EXTRAIT FOURNI:
::::::::

Distributeur : Diaphana Distribution
Budget : -
Genre : Guerre, Fantastique, Drame.
Nationalité : Français, Belge.
Durée : 1h40min.

Synopsis :
Afghanistan 2014.
A l’approche du retrait des troupes, le capitaine Antarès Bonassieu et sa section sont affectés à une mission de contrôle et de surveillance dans une vallée reculée du Wakhan, frontalière du Pakistan.
Malgré la détermination d’Antarès et de ses hommes, le contrôle de ce secteur supposé calme va progressivement leur échapper.
Une nuit, des soldats se mettent à disparaître mystérieusement dans la vallée.



Critique :


Depuis près de deux décennies, maintenant, l'exceptionnel Jérémie Renier est sans l'ombre d'un doute l'un des comédiens majeurs du cinéma aussi bien belge qu'hexagonal.

::::::::

DONNÉES EXTRAITES:
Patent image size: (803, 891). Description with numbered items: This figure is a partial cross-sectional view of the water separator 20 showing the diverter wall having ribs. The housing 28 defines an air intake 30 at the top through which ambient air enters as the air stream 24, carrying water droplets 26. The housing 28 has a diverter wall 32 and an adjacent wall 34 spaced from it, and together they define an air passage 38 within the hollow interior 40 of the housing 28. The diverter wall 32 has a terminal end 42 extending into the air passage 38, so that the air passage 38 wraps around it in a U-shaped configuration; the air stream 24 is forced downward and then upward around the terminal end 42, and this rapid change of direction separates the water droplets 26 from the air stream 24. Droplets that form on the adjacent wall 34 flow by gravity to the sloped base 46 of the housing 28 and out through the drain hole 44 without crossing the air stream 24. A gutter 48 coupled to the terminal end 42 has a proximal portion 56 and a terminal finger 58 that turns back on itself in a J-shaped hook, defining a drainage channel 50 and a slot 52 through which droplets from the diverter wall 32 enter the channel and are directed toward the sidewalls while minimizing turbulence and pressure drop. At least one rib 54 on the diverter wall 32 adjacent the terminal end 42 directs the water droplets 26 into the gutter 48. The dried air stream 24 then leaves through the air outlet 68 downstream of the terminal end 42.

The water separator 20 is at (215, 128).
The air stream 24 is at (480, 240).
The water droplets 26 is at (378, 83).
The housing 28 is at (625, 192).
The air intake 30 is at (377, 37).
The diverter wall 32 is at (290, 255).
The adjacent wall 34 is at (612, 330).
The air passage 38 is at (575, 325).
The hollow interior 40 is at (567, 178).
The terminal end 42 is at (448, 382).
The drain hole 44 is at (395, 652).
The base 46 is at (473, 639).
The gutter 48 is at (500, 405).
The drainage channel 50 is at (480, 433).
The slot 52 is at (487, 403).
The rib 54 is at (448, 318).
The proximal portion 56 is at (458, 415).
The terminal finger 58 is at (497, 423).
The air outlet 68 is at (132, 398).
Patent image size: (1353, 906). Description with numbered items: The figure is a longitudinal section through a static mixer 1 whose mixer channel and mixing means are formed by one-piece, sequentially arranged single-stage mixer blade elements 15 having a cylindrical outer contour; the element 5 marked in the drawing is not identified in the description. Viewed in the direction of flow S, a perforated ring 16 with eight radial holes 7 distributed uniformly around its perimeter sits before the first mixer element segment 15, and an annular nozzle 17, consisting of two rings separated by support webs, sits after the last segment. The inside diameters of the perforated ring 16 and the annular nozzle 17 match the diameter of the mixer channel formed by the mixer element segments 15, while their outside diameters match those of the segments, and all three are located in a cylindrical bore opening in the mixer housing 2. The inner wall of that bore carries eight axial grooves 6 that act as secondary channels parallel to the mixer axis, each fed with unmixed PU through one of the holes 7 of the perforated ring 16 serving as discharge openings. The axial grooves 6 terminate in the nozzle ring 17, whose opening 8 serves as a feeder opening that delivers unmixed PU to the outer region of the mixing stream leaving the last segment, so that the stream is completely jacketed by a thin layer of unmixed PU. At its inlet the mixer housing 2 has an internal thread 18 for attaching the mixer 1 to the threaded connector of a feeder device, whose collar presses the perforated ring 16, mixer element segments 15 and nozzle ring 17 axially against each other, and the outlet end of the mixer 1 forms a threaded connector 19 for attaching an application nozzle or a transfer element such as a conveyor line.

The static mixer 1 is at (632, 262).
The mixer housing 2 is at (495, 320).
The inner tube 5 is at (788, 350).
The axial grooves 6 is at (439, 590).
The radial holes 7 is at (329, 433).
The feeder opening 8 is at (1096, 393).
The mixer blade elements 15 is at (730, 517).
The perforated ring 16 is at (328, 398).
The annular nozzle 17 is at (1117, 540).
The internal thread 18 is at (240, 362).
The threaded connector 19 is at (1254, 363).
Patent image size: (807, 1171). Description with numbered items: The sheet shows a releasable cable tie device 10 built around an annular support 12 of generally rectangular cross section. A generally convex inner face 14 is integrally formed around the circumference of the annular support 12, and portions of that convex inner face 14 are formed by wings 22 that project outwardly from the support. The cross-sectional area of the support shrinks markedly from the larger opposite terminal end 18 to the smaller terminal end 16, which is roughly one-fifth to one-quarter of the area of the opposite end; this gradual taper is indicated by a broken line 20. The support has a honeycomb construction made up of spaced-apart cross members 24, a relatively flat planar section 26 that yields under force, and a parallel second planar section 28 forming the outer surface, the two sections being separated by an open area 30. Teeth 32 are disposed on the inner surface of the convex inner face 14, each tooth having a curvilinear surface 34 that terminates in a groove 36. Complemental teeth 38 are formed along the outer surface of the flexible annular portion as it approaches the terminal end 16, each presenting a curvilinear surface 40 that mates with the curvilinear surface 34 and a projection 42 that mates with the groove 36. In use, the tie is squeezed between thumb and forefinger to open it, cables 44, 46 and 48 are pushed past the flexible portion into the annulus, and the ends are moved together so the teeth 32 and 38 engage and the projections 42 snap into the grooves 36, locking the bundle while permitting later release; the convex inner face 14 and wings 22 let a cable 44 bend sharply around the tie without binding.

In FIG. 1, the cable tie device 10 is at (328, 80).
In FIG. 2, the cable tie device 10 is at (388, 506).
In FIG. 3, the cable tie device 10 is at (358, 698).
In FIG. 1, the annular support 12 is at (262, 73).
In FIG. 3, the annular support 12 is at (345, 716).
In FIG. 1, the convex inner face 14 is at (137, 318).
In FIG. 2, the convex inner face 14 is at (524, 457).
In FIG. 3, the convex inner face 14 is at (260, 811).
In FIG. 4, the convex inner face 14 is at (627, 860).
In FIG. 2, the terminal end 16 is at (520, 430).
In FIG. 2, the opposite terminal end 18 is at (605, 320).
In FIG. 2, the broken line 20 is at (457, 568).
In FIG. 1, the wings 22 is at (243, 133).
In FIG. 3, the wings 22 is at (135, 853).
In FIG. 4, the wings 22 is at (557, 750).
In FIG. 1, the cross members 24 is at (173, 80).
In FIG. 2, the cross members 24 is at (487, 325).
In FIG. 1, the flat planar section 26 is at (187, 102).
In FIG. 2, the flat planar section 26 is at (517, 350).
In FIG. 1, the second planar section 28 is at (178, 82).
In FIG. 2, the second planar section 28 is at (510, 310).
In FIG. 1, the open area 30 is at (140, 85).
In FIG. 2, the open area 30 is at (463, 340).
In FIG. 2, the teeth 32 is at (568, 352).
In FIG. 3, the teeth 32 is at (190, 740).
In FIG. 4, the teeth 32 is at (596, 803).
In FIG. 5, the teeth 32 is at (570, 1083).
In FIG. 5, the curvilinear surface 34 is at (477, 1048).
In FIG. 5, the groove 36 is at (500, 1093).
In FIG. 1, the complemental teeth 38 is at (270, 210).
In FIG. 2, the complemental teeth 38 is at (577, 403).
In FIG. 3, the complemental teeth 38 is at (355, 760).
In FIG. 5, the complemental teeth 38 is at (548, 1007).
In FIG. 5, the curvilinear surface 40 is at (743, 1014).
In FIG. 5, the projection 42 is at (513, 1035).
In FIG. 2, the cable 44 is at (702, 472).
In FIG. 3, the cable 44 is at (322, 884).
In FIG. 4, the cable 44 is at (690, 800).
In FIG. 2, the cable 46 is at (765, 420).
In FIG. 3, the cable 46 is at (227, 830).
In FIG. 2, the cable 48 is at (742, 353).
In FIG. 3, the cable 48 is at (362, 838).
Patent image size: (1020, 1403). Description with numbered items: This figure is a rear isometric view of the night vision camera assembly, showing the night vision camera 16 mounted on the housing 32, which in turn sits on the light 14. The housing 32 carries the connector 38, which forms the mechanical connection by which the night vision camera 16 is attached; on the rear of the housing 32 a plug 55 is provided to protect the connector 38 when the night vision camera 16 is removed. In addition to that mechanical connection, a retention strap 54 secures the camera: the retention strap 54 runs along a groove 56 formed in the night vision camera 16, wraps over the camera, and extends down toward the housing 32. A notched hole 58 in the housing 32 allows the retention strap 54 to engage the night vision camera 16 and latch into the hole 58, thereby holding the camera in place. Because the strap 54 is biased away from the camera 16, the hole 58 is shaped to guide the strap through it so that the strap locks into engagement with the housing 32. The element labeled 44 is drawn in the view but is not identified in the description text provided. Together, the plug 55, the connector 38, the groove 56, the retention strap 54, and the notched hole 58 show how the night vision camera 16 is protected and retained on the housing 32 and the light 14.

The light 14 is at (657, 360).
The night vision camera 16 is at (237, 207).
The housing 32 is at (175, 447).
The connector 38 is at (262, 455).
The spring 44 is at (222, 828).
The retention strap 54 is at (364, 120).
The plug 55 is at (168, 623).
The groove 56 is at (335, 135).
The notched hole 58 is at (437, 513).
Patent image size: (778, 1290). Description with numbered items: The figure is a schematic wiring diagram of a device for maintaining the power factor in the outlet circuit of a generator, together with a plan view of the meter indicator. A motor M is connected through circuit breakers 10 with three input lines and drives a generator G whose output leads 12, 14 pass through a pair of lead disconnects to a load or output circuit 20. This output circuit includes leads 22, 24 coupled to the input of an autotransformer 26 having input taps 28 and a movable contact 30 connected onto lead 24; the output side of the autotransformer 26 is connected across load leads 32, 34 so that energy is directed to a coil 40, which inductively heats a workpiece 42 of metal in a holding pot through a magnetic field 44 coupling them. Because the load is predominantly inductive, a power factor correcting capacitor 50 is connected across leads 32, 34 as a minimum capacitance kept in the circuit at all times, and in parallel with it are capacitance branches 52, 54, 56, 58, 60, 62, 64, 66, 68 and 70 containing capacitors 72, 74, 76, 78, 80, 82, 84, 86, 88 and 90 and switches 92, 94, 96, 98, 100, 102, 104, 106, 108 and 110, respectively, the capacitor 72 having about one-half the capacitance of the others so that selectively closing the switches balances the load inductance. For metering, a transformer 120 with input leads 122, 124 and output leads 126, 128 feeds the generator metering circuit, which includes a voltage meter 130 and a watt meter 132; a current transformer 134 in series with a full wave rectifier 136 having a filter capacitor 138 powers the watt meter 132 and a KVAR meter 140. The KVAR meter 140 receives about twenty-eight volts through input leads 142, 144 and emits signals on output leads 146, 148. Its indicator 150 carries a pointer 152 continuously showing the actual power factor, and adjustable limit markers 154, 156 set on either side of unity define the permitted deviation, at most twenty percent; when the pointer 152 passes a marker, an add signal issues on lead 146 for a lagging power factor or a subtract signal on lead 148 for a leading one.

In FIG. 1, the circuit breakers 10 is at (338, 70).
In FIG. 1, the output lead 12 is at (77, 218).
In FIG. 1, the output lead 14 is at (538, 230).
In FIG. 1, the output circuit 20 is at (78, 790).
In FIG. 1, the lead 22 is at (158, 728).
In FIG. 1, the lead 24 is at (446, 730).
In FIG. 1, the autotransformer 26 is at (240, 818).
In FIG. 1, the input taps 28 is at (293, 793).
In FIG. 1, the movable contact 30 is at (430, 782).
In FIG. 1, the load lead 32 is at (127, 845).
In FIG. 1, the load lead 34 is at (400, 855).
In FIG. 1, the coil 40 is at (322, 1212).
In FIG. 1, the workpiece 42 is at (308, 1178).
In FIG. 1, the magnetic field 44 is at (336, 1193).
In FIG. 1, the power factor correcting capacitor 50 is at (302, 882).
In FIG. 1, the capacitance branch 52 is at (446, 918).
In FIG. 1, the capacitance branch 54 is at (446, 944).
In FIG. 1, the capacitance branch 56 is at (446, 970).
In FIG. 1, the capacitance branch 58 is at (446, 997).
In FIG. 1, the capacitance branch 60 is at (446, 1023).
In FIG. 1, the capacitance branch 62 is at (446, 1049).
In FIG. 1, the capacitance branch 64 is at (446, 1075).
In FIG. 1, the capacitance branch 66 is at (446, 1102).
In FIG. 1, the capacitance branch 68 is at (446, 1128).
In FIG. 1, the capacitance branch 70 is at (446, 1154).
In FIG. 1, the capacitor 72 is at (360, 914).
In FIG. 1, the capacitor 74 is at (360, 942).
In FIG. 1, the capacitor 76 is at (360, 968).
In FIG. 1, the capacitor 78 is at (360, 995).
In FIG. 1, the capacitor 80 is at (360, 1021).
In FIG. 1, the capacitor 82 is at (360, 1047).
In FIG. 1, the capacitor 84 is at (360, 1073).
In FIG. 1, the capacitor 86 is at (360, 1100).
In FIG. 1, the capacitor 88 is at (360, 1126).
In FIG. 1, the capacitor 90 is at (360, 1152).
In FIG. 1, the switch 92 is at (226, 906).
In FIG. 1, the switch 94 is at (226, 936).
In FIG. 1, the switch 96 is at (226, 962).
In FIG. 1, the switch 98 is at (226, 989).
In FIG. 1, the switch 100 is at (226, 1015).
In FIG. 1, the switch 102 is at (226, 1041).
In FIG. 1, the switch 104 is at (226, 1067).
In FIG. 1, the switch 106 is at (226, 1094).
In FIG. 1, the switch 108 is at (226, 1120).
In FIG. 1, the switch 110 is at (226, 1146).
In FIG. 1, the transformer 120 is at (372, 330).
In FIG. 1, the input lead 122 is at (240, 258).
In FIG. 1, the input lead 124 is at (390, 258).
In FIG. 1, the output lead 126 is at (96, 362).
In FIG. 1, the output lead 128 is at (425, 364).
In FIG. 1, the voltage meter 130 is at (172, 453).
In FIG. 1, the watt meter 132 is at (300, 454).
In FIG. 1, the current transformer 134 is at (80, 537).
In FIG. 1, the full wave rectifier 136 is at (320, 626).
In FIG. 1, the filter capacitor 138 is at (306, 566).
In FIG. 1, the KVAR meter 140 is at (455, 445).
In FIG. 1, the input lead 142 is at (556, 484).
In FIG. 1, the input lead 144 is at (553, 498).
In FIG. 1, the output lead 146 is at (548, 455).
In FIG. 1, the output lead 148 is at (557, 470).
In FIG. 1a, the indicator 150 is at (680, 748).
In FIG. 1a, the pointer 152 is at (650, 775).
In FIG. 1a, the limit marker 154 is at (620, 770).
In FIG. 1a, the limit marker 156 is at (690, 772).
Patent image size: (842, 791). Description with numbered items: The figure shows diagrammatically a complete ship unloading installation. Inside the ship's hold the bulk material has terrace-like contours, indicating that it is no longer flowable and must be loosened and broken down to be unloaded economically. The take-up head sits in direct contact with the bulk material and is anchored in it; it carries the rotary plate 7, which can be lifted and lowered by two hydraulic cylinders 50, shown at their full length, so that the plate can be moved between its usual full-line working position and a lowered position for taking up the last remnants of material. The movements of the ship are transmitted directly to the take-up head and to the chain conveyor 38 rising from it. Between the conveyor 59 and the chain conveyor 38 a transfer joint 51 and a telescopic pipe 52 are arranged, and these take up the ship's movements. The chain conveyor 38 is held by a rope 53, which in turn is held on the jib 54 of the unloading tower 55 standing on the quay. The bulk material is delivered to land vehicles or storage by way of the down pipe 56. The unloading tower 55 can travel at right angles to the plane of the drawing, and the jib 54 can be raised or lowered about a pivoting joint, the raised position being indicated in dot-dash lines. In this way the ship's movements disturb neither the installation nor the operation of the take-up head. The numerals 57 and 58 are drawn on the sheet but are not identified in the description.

::::::::

EXPLORER LES DOCUMENTS:
1. Condensez en une seule phrase plus courte le paragraphe de l'extrait fourni qui commence par « A l’approche du retrait des troupes ». Gardez-en les faits principaux.
2. Traduisez en anglais cette phrase de l'extrait fourni : « Depuis près de deux décennies, maintenant, l'exceptionnel Jérémie Renier est sans l'ombre d'un doute l'un des comédiens majeurs du cinéma aussi bien belge qu'hexagonal. »

LISTE DES SOLUTIONS:
1. Avant le retrait des troupes, le capitaine Antarès Bonassieu et sa section doivent contrôler et surveiller une vallée isolée du Wakhan, à la frontière du Pakistan.

2. For nearly two decades now, the exceptional Jérémie Renier has been, without a shadow of a doubt, one of the major actors in both Belgian and French cinema.